◆ **DOCUMENT SEGMENT**:
____
The “Fame” announcement comes hot on the heels of the closing notice for “High Fidelity,” the box office nonstarter that will shutter Sunday, just a week after opening.

But “Fame,” in contrast, earned good reviews and built up solid if unspectacular biz since its summer bow. For the last several weeks the tuner’s grosses have hovered in the $400,000 range, last week reporting sales of $491,262.

The show hasn’t yet recouped its original capitalization, but producer Scott Zeiger said every week of the run was profitable.

Short and the production will head out for a 35-week national tour in 2007.

For “Fame,” Short teamed with “Hairspray” creatives Scott Wittman (who directed and and co-wrote the lyrics) and Marc Shaiman, who composed the music, co-wrote the lyrics and also appeared as the on-stage musical director.

Show got a profile boost from one-perf-only appearances by celebs — including Jerry Seinfeld, Kathleen Turner, and Bette Midler — who were pulled out of the audience to be interviewed by Short’s clueless alter ego, Jiminy Glick.
____
◆ **SOURCE DATA**:
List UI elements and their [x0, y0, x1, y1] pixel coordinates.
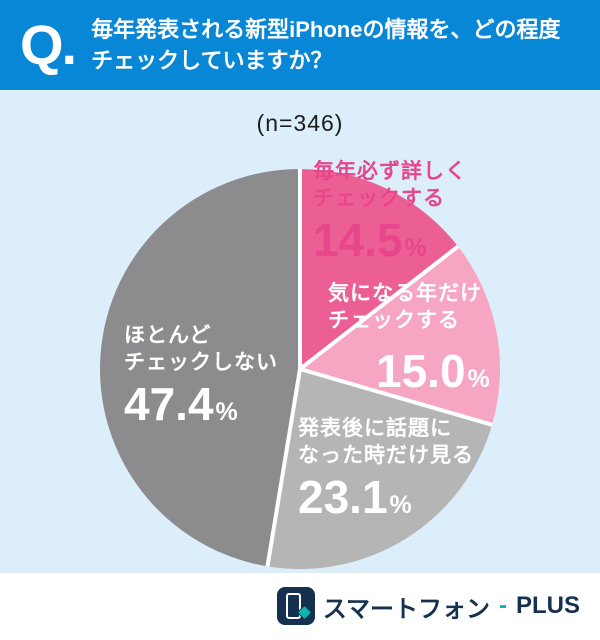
____
◆ **OBJECTIVE**:
In the theater news item, can you rewrite the text from "The show hasn’t" up to and including "tour in 2007.", putting "in the black" in place of "profitable"?

◆ **REPLY**:
The show hasn’t yet recouped its original capitalization, but producer Scott Zeiger said every week of the run was in the black.

Short and the production will head out for a 35-week national tour in 2007.